- _TEXT SHOWN_
********

Apparent Horizon is syndicated by the Boston Institute for Nonprofit Journalism. Jason Pramas is BINJ’s network director and senior editor of DigBoston.

Copyright 2017 Jason Pramas. Licensed for use by the Boston Institute for Nonprofit Journalism and media outlets in its network.

Check out the Apparent Horizon Podcast on:

iTunes, Google Play Music, Blubrry, Stitcher, TuneIn, and YouTube



Sunflower Student Movement Protest
Students’ mass protest in Taiwan to end occupation of legislature | Artemas Liu

December 22, 2016

by Chen Wei-Ting, Lin Fei-Fan, June Lin, and Liu Yen-Ting

On December 15, the New York Times ran an article belatedly covering the reaction of Taiwanese citizens to the recent international dustup over President-elect Donald Trump’s unprecedented phone call with the president of Taiwan, Tsai Ing-Wen. It featured short quotes from Lin Fei-Fan, a leader of the Sunflower Student Movement—a popular 2014 uprising by progressive students and civic organizations that challenged the conservative government of the time over its support for a trade deal with China that they believed would sacrifice Taiwan’s democracy in the service of corporate profits. While Lin and other democracy activists were grateful for coverage of their views in the American “newspaper of record”—given the major global news media previously framing the story almost entirely around China’s reaction to the call—they felt that their full position was not adequately reflected in the article. So, Lin and three other activists wrote the following explanatory statement that they would like American progressives to read and share widely. -Jason Pramas, Boston Institute for Nonprofit Journalism & DigBoston

  1. We felt ambivalent about the phone call and Trump’s recent remarks. On the one hand, the call brought a chance for the world to reconsider its relations with a democratic island nation—Taiwan. On the other hand, we are puzzled by the reaction of the so-called liberals and the news media. Because the last thing that we think liberals should care about is “angering China.” However, many choose to put all their focus on that. Liberals should care more about the people of Taiwan and how such allies—sharing so many similar values with the people of the United States as we do—should be treated going forward.
  1. Although we can hardly accept that Trump uses Taiwan as a bargaining chip with China, we also have to point out that the current China policy of Obama’s administration has brought many crises to Taiwan. For example, in 2009, when Obama met with the Chinese president Hu Jing-Tao, he continued encouraging the Cross-Strait Agreement and dialogues that encouraged the former Kuomintang (KMT) government—which presided over a military dictatorship from 1949 to 1987—to pursue policies detrimental to Taiwan’s democracy and sovereignty in order to accelerate integration with China both politically and economically. Eventually triggering the Sunflower Movement in 2014.
  1. If people worry about Trump’s move of using Taiwan as a business bargaining chip, they also have to be aware that the Democrats and many liberals of all stripes were/are also using Taiwan as a bargaining chip to maintain America’s relationship with China.
  1. If Americans really care about Taiwan’s situation and the difficulties it is facing—being treated as a pawn in a giant geopolitical game— the best way to help is to “Urge the Normalization of US-Taiwan Relations.” Normalized relations can be the best way to keep rumors at bay and—along with allowing democracy-monitoring civil society organizations to act as watchdogs in the public interest—avoid letting the Taiwan issue be manipulated by a small number of politicians, from the president on down.
  1. Trump’s victory can be seen as part of the recent trend of the rise of right-wing conservatism around the world. However, when conservative forces are gathering, progressives worldwide must gather together as well. There is no reason for liberals and progressives to abandon a democratic and liberal ally, or leave them alone to face relentless political economic pressure and the growing threat of invasion from authoritarian China.

********

[Records excerpted from a collection]
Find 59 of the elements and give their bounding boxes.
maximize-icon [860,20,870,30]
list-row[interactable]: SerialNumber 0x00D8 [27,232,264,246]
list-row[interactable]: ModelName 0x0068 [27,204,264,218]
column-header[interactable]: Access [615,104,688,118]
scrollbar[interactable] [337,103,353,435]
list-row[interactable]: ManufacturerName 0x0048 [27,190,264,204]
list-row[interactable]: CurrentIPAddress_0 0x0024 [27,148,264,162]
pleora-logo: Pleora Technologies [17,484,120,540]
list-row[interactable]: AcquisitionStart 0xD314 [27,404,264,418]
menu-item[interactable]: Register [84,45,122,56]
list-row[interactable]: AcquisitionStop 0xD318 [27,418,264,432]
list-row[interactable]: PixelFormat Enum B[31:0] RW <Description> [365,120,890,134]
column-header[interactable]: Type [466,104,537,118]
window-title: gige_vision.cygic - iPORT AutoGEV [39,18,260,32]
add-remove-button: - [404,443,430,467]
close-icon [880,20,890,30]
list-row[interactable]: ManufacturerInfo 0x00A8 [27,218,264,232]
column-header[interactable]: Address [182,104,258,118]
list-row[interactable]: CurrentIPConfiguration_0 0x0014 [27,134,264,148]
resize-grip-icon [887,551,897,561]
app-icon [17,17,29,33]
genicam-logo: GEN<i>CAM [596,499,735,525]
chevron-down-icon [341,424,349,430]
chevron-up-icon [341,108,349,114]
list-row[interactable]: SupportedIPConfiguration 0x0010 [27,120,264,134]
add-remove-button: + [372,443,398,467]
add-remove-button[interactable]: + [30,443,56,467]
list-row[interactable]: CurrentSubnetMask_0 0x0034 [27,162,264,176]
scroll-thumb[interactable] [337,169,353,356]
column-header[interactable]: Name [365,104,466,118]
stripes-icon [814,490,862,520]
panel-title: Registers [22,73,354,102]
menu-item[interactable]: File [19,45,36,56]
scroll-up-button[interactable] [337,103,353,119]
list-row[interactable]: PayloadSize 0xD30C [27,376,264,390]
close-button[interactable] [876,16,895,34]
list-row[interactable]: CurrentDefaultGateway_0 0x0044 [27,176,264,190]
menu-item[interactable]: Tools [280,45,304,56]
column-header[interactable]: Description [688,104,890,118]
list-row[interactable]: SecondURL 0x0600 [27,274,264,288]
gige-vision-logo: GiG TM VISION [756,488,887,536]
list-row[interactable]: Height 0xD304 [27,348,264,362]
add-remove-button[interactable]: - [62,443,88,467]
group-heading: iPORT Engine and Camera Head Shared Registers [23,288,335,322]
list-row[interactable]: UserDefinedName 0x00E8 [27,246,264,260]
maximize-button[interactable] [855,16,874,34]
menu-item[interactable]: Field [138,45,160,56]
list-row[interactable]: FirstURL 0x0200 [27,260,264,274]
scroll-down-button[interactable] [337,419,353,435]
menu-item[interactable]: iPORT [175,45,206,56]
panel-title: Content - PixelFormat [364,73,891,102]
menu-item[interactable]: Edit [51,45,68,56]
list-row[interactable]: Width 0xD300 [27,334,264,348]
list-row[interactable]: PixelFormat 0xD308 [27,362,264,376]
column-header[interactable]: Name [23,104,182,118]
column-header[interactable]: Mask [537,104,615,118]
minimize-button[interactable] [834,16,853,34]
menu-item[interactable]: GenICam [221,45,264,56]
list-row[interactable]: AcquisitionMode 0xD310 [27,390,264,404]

********

- _YOUR TASKS_
A – From the text on Taiwan, extract the passage starting at "1. If people" and ending at "president on down.".
B – In the text on Taiwan, what do the activists say is the best way for Americans to help Taiwan?

- _RESPONSES TO THE EXERCISE_
A –
1. If people worry about Trump’s move of using Taiwan as a business bargaining chip, they also have to be aware that the Democrats and many liberals of all stripes were/are also using Taiwan as a bargaining chip to maintain America’s relationship with China.
  1. If Americans really care about Taiwan’s situation and the difficulties it is facing—being treated as a pawn in a giant geopolitical game— the best way to help is to “Urge the Normalization of US-Taiwan Relations.” Normalized relations can be the best way to keep rumors at bay and—along with allowing democracy-monitoring civil society organizations to act as watchdogs in the public interest—avoid letting the Taiwan issue be manipulated by a small number of politicians, from the president on down.

B – They say the best way to help is to urge the normalization of US-Taiwan relations.